* Your instructions: Write out, character for character, the line containing "Type out the text in this image." and all lines after it up to the end of the listing.

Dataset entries

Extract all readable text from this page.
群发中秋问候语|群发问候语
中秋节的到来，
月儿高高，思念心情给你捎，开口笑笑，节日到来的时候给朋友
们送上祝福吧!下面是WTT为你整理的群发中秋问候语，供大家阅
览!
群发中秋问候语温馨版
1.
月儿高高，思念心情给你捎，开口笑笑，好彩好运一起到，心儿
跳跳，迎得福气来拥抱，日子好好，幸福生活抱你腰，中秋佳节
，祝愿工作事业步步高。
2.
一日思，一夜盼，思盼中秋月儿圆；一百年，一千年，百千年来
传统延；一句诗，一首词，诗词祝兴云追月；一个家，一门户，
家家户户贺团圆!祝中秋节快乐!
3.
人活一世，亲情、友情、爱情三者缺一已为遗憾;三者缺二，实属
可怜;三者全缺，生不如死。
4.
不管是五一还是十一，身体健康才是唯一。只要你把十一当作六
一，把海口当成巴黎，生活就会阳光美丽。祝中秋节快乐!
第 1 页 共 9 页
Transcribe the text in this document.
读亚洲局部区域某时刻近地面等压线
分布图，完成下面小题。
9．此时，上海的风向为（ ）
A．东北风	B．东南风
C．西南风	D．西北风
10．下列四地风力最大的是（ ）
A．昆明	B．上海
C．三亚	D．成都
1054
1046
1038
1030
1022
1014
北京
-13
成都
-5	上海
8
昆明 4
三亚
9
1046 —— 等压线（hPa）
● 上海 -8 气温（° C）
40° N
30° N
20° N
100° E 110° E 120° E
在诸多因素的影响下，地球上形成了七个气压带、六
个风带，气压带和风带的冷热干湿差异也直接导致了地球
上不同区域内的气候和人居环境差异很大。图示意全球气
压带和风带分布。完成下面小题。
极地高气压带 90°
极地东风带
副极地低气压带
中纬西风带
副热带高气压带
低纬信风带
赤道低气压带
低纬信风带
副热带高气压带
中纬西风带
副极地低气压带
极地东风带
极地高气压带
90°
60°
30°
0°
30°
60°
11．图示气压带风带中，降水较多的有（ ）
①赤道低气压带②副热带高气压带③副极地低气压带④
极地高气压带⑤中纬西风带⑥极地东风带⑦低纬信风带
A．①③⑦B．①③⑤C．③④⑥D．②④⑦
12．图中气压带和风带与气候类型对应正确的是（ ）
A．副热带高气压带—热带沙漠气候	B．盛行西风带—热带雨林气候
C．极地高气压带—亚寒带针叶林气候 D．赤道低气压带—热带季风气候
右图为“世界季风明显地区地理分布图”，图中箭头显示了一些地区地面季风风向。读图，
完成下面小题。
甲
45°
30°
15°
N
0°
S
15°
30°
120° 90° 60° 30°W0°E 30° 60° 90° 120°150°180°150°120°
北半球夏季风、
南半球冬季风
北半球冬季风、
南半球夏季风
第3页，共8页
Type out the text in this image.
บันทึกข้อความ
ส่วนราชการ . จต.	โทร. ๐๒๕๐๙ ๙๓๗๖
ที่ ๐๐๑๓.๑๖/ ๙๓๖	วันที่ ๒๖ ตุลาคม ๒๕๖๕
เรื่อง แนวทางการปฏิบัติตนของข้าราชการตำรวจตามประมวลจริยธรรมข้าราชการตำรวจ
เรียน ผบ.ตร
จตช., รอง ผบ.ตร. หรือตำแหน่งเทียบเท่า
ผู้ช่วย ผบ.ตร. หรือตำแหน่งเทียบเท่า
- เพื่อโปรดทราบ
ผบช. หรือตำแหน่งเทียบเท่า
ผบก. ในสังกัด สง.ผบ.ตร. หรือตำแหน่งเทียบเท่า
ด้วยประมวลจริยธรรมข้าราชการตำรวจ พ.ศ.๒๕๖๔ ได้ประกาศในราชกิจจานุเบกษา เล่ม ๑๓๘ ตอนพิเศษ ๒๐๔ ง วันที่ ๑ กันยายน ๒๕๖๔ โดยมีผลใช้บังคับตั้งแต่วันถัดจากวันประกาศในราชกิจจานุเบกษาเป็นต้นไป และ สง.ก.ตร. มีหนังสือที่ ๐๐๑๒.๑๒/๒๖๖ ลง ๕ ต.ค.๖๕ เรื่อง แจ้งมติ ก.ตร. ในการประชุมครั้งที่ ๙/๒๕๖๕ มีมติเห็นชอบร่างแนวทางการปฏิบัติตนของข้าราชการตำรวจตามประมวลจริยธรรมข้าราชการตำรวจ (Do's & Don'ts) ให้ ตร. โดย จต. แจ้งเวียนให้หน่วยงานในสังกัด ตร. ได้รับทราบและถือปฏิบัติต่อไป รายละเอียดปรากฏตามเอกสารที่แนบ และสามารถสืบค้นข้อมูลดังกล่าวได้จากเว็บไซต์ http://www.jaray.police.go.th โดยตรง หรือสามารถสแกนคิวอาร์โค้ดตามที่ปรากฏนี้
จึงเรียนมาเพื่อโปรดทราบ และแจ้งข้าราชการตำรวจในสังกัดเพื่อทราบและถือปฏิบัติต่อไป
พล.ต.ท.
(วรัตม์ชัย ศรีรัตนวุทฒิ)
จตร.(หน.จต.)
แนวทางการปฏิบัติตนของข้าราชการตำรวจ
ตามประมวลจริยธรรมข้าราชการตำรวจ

* Worked solution:
Type out the text in this image.
บันทึกข้อความ
ส่วนราชการ . จต.	โทร. ๐๒๕๐๙ ๙๓๗๖
ที่ ๐๐๑๓.๑๖/ ๙๓๖	วันที่ ๒๖ ตุลาคม ๒๕๖๕
เรื่อง แนวทางการปฏิบัติตนของข้าราชการตำรวจตามประมวลจริยธรรมข้าราชการตำรวจ
เรียน ผบ.ตร
จตช., รอง ผบ.ตร. หรือตำแหน่งเทียบเท่า
ผู้ช่วย ผบ.ตร. หรือตำแหน่งเทียบเท่า
- เพื่อโปรดทราบ
ผบช. หรือตำแหน่งเทียบเท่า
ผบก. ในสังกัด สง.ผบ.ตร. หรือตำแหน่งเทียบเท่า
ด้วยประมวลจริยธรรมข้าราชการตำรวจ พ.ศ.๒๕๖๔ ได้ประกาศในราชกิจจานุเบกษา เล่ม ๑๓๘ ตอนพิเศษ ๒๐๔ ง วันที่ ๑ กันยายน ๒๕๖๔ โดยมีผลใช้บังคับตั้งแต่วันถัดจากวันประกาศในราชกิจจานุเบกษาเป็นต้นไป และ สง.ก.ตร. มีหนังสือที่ ๐๐๑๒.๑๒/๒๖๖ ลง ๕ ต.ค.๖๕ เรื่อง แจ้งมติ ก.ตร. ในการประชุมครั้งที่ ๙/๒๕๖๕ มีมติเห็นชอบร่างแนวทางการปฏิบัติตนของข้าราชการตำรวจตามประมวลจริยธรรมข้าราชการตำรวจ (Do's & Don'ts) ให้ ตร. โดย จต. แจ้งเวียนให้หน่วยงานในสังกัด ตร. ได้รับทราบและถือปฏิบัติต่อไป รายละเอียดปรากฏตามเอกสารที่แนบ และสามารถสืบค้นข้อมูลดังกล่าวได้จากเว็บไซต์ http://www.jaray.police.go.th โดยตรง หรือสามารถสแกนคิวอาร์โค้ดตามที่ปรากฏนี้
จึงเรียนมาเพื่อโปรดทราบ และแจ้งข้าราชการตำรวจในสังกัดเพื่อทราบและถือปฏิบัติต่อไป
พล.ต.ท.
(วรัตม์ชัย ศรีรัตนวุทฒิ)
จตร.(หน.จต.)
แนวทางการปฏิบัติตนของข้าราชการตำรวจ
ตามประมวลจริยธรรมข้าราชการตำรวจ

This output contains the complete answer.